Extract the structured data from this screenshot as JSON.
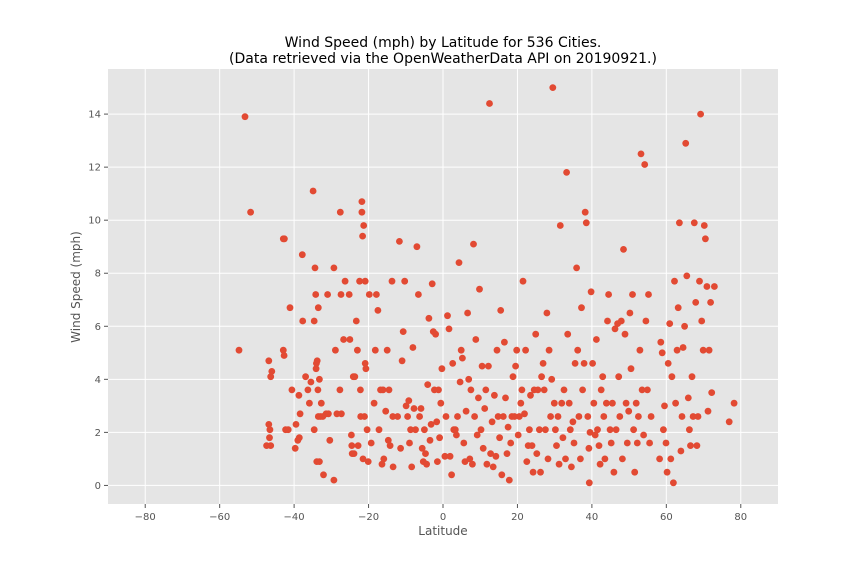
{
  "chart_data": {
    "type": "scatter",
    "title_line1": "Wind Speed (mph) by Latitude for 536 Cities.",
    "title_line2": "(Data retrieved via the OpenWeatherData API on 20190921.)",
    "xlabel": "Latitude",
    "ylabel": "Wind Speed (mph)",
    "xlim": [
      -90,
      90
    ],
    "ylim": [
      -0.7,
      15.7
    ],
    "xticks": [
      -80,
      -60,
      -40,
      -20,
      0,
      20,
      40,
      60,
      80
    ],
    "yticks": [
      0,
      2,
      4,
      6,
      8,
      10,
      12,
      14
    ],
    "xtick_labels": [
      "−80",
      "−60",
      "−40",
      "−20",
      "0",
      "20",
      "40",
      "60",
      "80"
    ],
    "ytick_labels": [
      "0",
      "2",
      "4",
      "6",
      "8",
      "10",
      "12",
      "14"
    ],
    "grid": true,
    "colors": {
      "background": "#e5e5e5",
      "grid": "#ffffff",
      "marker": "#e24a33"
    },
    "points": [
      [
        -53.2,
        13.9
      ],
      [
        -51.7,
        10.3
      ],
      [
        -54.8,
        5.1
      ],
      [
        -46.8,
        4.7
      ],
      [
        -46.3,
        4.1
      ],
      [
        -46.0,
        4.3
      ],
      [
        -46.8,
        2.3
      ],
      [
        -46.5,
        2.1
      ],
      [
        -46.6,
        1.8
      ],
      [
        -47.4,
        1.5
      ],
      [
        -46.3,
        1.5
      ],
      [
        -42.9,
        9.3
      ],
      [
        -42.6,
        9.3
      ],
      [
        -42.9,
        5.1
      ],
      [
        -42.7,
        4.9
      ],
      [
        -42.3,
        2.1
      ],
      [
        -41.6,
        2.1
      ],
      [
        -41.1,
        6.7
      ],
      [
        -40.6,
        3.6
      ],
      [
        -39.7,
        1.4
      ],
      [
        -39.5,
        2.3
      ],
      [
        -39.0,
        1.7
      ],
      [
        -38.6,
        1.8
      ],
      [
        -38.7,
        3.4
      ],
      [
        -38.4,
        2.7
      ],
      [
        -37.8,
        8.7
      ],
      [
        -37.7,
        6.2
      ],
      [
        -36.9,
        4.1
      ],
      [
        -36.3,
        3.6
      ],
      [
        -35.9,
        3.1
      ],
      [
        -35.5,
        3.9
      ],
      [
        -34.9,
        11.1
      ],
      [
        -34.6,
        6.2
      ],
      [
        -34.6,
        2.1
      ],
      [
        -34.4,
        8.2
      ],
      [
        -34.2,
        7.2
      ],
      [
        -34.1,
        4.4
      ],
      [
        -34.0,
        4.6
      ],
      [
        -33.8,
        4.7
      ],
      [
        -33.6,
        3.6
      ],
      [
        -33.5,
        2.6
      ],
      [
        -33.9,
        0.9
      ],
      [
        -33.2,
        0.9
      ],
      [
        -33.5,
        6.7
      ],
      [
        -33.2,
        4.0
      ],
      [
        -32.9,
        2.6
      ],
      [
        -32.7,
        3.1
      ],
      [
        -32.3,
        2.6
      ],
      [
        -32.1,
        0.4
      ],
      [
        -31.4,
        2.7
      ],
      [
        -31.0,
        7.2
      ],
      [
        -30.8,
        2.7
      ],
      [
        -30.4,
        1.7
      ],
      [
        -29.3,
        8.2
      ],
      [
        -29.3,
        0.2
      ],
      [
        -28.9,
        5.1
      ],
      [
        -28.5,
        2.7
      ],
      [
        -27.7,
        3.6
      ],
      [
        -27.6,
        10.3
      ],
      [
        -27.4,
        7.2
      ],
      [
        -27.3,
        2.7
      ],
      [
        -26.7,
        5.5
      ],
      [
        -26.3,
        7.7
      ],
      [
        -25.2,
        7.2
      ],
      [
        -25.0,
        5.5
      ],
      [
        -24.6,
        1.9
      ],
      [
        -24.5,
        1.5
      ],
      [
        -24.4,
        1.2
      ],
      [
        -24.1,
        4.1
      ],
      [
        -23.9,
        1.2
      ],
      [
        -23.7,
        4.1
      ],
      [
        -23.3,
        6.2
      ],
      [
        -23.0,
        5.1
      ],
      [
        -22.8,
        1.5
      ],
      [
        -22.4,
        7.7
      ],
      [
        -22.2,
        3.6
      ],
      [
        -22.1,
        2.6
      ],
      [
        -21.8,
        10.3
      ],
      [
        -21.8,
        10.7
      ],
      [
        -21.6,
        9.4
      ],
      [
        -21.3,
        9.8
      ],
      [
        -21.5,
        1.0
      ],
      [
        -21.1,
        2.6
      ],
      [
        -20.9,
        4.6
      ],
      [
        -20.9,
        7.7
      ],
      [
        -20.7,
        4.4
      ],
      [
        -20.4,
        2.1
      ],
      [
        -20.1,
        0.9
      ],
      [
        -19.8,
        7.2
      ],
      [
        -19.3,
        1.6
      ],
      [
        -18.5,
        3.1
      ],
      [
        -18.2,
        5.1
      ],
      [
        -17.9,
        7.2
      ],
      [
        -17.5,
        6.6
      ],
      [
        -17.2,
        2.1
      ],
      [
        -16.8,
        3.6
      ],
      [
        -16.4,
        0.8
      ],
      [
        -16.1,
        3.6
      ],
      [
        -15.9,
        1.0
      ],
      [
        -15.4,
        2.8
      ],
      [
        -15.0,
        5.1
      ],
      [
        -14.7,
        1.7
      ],
      [
        -14.5,
        3.6
      ],
      [
        -14.2,
        1.5
      ],
      [
        -13.7,
        7.7
      ],
      [
        -13.5,
        2.6
      ],
      [
        -13.4,
        0.7
      ],
      [
        -12.2,
        2.6
      ],
      [
        -11.7,
        9.2
      ],
      [
        -11.4,
        1.4
      ],
      [
        -11.0,
        4.7
      ],
      [
        -10.7,
        5.8
      ],
      [
        -10.3,
        7.7
      ],
      [
        -9.9,
        3.0
      ],
      [
        -9.5,
        2.6
      ],
      [
        -9.2,
        3.2
      ],
      [
        -9.0,
        1.6
      ],
      [
        -8.7,
        2.1
      ],
      [
        -8.4,
        0.7
      ],
      [
        -8.1,
        5.2
      ],
      [
        -7.8,
        2.9
      ],
      [
        -7.4,
        2.1
      ],
      [
        -7.0,
        9.0
      ],
      [
        -6.6,
        7.2
      ],
      [
        -6.3,
        2.6
      ],
      [
        -5.9,
        2.9
      ],
      [
        -5.6,
        1.4
      ],
      [
        -5.3,
        0.9
      ],
      [
        -5.0,
        2.1
      ],
      [
        -4.7,
        1.2
      ],
      [
        -4.4,
        0.8
      ],
      [
        -4.1,
        3.8
      ],
      [
        -3.8,
        6.3
      ],
      [
        -3.5,
        1.7
      ],
      [
        -3.2,
        2.3
      ],
      [
        -2.9,
        7.6
      ],
      [
        -2.6,
        5.8
      ],
      [
        -2.3,
        3.6
      ],
      [
        -2.0,
        5.7
      ],
      [
        -1.7,
        2.4
      ],
      [
        -1.5,
        0.9
      ],
      [
        -1.2,
        3.6
      ],
      [
        -0.9,
        1.8
      ],
      [
        -0.6,
        3.1
      ],
      [
        -0.3,
        4.4
      ],
      [
        0.5,
        1.1
      ],
      [
        0.8,
        2.6
      ],
      [
        1.2,
        6.4
      ],
      [
        1.6,
        5.9
      ],
      [
        1.9,
        1.1
      ],
      [
        2.3,
        0.4
      ],
      [
        2.6,
        4.6
      ],
      [
        2.9,
        2.1
      ],
      [
        3.3,
        2.1
      ],
      [
        3.6,
        1.9
      ],
      [
        3.9,
        2.6
      ],
      [
        4.3,
        8.4
      ],
      [
        4.6,
        3.9
      ],
      [
        4.9,
        5.1
      ],
      [
        5.2,
        4.8
      ],
      [
        5.6,
        1.6
      ],
      [
        5.9,
        0.9
      ],
      [
        6.2,
        2.8
      ],
      [
        6.6,
        6.5
      ],
      [
        6.9,
        4.0
      ],
      [
        7.2,
        1.0
      ],
      [
        7.5,
        3.6
      ],
      [
        7.9,
        0.8
      ],
      [
        8.2,
        9.1
      ],
      [
        8.5,
        2.6
      ],
      [
        8.8,
        5.5
      ],
      [
        9.2,
        1.9
      ],
      [
        9.5,
        3.3
      ],
      [
        9.8,
        7.4
      ],
      [
        10.2,
        2.1
      ],
      [
        10.5,
        4.5
      ],
      [
        10.8,
        1.4
      ],
      [
        11.2,
        2.9
      ],
      [
        11.5,
        3.6
      ],
      [
        11.8,
        0.8
      ],
      [
        12.2,
        4.5
      ],
      [
        12.5,
        14.4
      ],
      [
        12.8,
        1.2
      ],
      [
        13.2,
        2.4
      ],
      [
        13.5,
        0.7
      ],
      [
        13.8,
        3.4
      ],
      [
        14.2,
        1.1
      ],
      [
        14.5,
        5.1
      ],
      [
        14.8,
        2.6
      ],
      [
        15.2,
        1.8
      ],
      [
        15.5,
        6.6
      ],
      [
        15.8,
        0.4
      ],
      [
        16.2,
        2.6
      ],
      [
        16.5,
        5.4
      ],
      [
        16.8,
        3.3
      ],
      [
        17.2,
        1.2
      ],
      [
        17.5,
        2.2
      ],
      [
        17.8,
        0.2
      ],
      [
        18.2,
        1.6
      ],
      [
        18.5,
        2.6
      ],
      [
        18.8,
        4.1
      ],
      [
        19.2,
        2.6
      ],
      [
        19.5,
        4.5
      ],
      [
        19.8,
        5.1
      ],
      [
        20.2,
        1.9
      ],
      [
        20.5,
        2.6
      ],
      [
        20.9,
        3.1
      ],
      [
        21.2,
        3.6
      ],
      [
        21.5,
        7.7
      ],
      [
        21.9,
        2.7
      ],
      [
        22.2,
        5.1
      ],
      [
        22.5,
        0.9
      ],
      [
        22.9,
        1.5
      ],
      [
        23.2,
        2.1
      ],
      [
        23.5,
        3.4
      ],
      [
        23.9,
        1.5
      ],
      [
        24.2,
        0.5
      ],
      [
        24.5,
        3.6
      ],
      [
        24.9,
        5.7
      ],
      [
        25.2,
        1.2
      ],
      [
        25.5,
        3.6
      ],
      [
        25.9,
        2.1
      ],
      [
        26.2,
        0.5
      ],
      [
        26.5,
        4.1
      ],
      [
        26.9,
        4.6
      ],
      [
        27.2,
        3.6
      ],
      [
        27.5,
        2.1
      ],
      [
        27.9,
        6.5
      ],
      [
        28.2,
        1.0
      ],
      [
        28.5,
        5.1
      ],
      [
        28.9,
        2.6
      ],
      [
        29.2,
        4.0
      ],
      [
        29.5,
        15.0
      ],
      [
        29.9,
        3.1
      ],
      [
        30.2,
        2.1
      ],
      [
        30.5,
        1.5
      ],
      [
        30.9,
        2.6
      ],
      [
        31.2,
        0.8
      ],
      [
        31.5,
        9.8
      ],
      [
        31.9,
        3.1
      ],
      [
        32.2,
        1.8
      ],
      [
        32.5,
        3.6
      ],
      [
        32.9,
        1.0
      ],
      [
        33.2,
        11.8
      ],
      [
        33.5,
        5.7
      ],
      [
        33.9,
        3.1
      ],
      [
        34.2,
        2.1
      ],
      [
        34.5,
        0.7
      ],
      [
        34.9,
        2.4
      ],
      [
        35.2,
        1.6
      ],
      [
        35.5,
        4.6
      ],
      [
        35.9,
        8.2
      ],
      [
        36.2,
        5.1
      ],
      [
        36.5,
        2.6
      ],
      [
        36.9,
        1.0
      ],
      [
        37.2,
        6.7
      ],
      [
        37.5,
        3.6
      ],
      [
        37.9,
        4.6
      ],
      [
        38.2,
        10.3
      ],
      [
        38.5,
        9.9
      ],
      [
        38.9,
        2.6
      ],
      [
        39.2,
        1.4
      ],
      [
        39.5,
        2.0
      ],
      [
        39.3,
        0.1
      ],
      [
        39.8,
        7.3
      ],
      [
        40.2,
        4.6
      ],
      [
        40.5,
        3.1
      ],
      [
        40.9,
        1.9
      ],
      [
        41.2,
        5.5
      ],
      [
        41.5,
        2.1
      ],
      [
        41.9,
        1.5
      ],
      [
        42.2,
        0.8
      ],
      [
        42.5,
        3.6
      ],
      [
        42.9,
        4.1
      ],
      [
        43.2,
        2.6
      ],
      [
        43.5,
        1.0
      ],
      [
        43.9,
        3.1
      ],
      [
        44.2,
        6.2
      ],
      [
        44.5,
        7.2
      ],
      [
        44.9,
        2.1
      ],
      [
        45.2,
        1.6
      ],
      [
        45.5,
        3.1
      ],
      [
        45.9,
        0.5
      ],
      [
        46.2,
        5.9
      ],
      [
        46.5,
        2.1
      ],
      [
        46.9,
        6.1
      ],
      [
        47.2,
        4.1
      ],
      [
        47.5,
        2.6
      ],
      [
        47.9,
        6.2
      ],
      [
        48.2,
        1.0
      ],
      [
        48.5,
        8.9
      ],
      [
        48.9,
        5.7
      ],
      [
        49.2,
        3.1
      ],
      [
        49.5,
        1.6
      ],
      [
        49.9,
        2.8
      ],
      [
        50.2,
        6.5
      ],
      [
        50.5,
        4.4
      ],
      [
        50.9,
        7.2
      ],
      [
        51.2,
        2.1
      ],
      [
        51.5,
        0.5
      ],
      [
        51.9,
        3.1
      ],
      [
        52.2,
        1.6
      ],
      [
        52.5,
        2.6
      ],
      [
        52.9,
        5.1
      ],
      [
        53.2,
        12.5
      ],
      [
        53.5,
        3.6
      ],
      [
        53.9,
        1.9
      ],
      [
        54.2,
        12.1
      ],
      [
        54.5,
        6.2
      ],
      [
        54.9,
        3.6
      ],
      [
        55.2,
        7.2
      ],
      [
        55.5,
        1.6
      ],
      [
        55.9,
        2.6
      ],
      [
        58.2,
        1.0
      ],
      [
        58.5,
        5.4
      ],
      [
        58.9,
        5.0
      ],
      [
        59.2,
        2.1
      ],
      [
        59.5,
        3.0
      ],
      [
        59.9,
        1.6
      ],
      [
        60.2,
        0.5
      ],
      [
        60.5,
        4.6
      ],
      [
        60.9,
        6.1
      ],
      [
        61.2,
        1.0
      ],
      [
        61.5,
        4.1
      ],
      [
        61.9,
        0.1
      ],
      [
        62.2,
        7.7
      ],
      [
        62.5,
        3.1
      ],
      [
        62.9,
        5.1
      ],
      [
        63.2,
        6.7
      ],
      [
        63.5,
        9.9
      ],
      [
        63.9,
        1.3
      ],
      [
        64.2,
        2.6
      ],
      [
        64.5,
        5.2
      ],
      [
        64.9,
        6.0
      ],
      [
        65.2,
        12.9
      ],
      [
        65.5,
        7.9
      ],
      [
        65.9,
        3.3
      ],
      [
        66.2,
        2.1
      ],
      [
        66.5,
        1.5
      ],
      [
        66.9,
        4.1
      ],
      [
        67.2,
        2.6
      ],
      [
        67.5,
        9.9
      ],
      [
        67.9,
        6.9
      ],
      [
        68.2,
        1.5
      ],
      [
        68.5,
        2.6
      ],
      [
        68.9,
        7.7
      ],
      [
        69.2,
        14.0
      ],
      [
        69.5,
        6.2
      ],
      [
        69.9,
        5.1
      ],
      [
        70.2,
        9.8
      ],
      [
        70.5,
        9.3
      ],
      [
        70.9,
        7.5
      ],
      [
        71.2,
        2.8
      ],
      [
        71.5,
        5.1
      ],
      [
        71.9,
        6.9
      ],
      [
        72.2,
        3.5
      ],
      [
        72.9,
        7.5
      ],
      [
        76.9,
        2.4
      ],
      [
        78.2,
        3.1
      ]
    ]
  }
}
—————
Go through the preceding material and copy each line that has the word "Wind".

• **EXERCISE ANSWER**
    "title_line1": "Wind Speed (mph) by Latitude for 536 Cities.",
    "ylabel": "Wind Speed (mph)",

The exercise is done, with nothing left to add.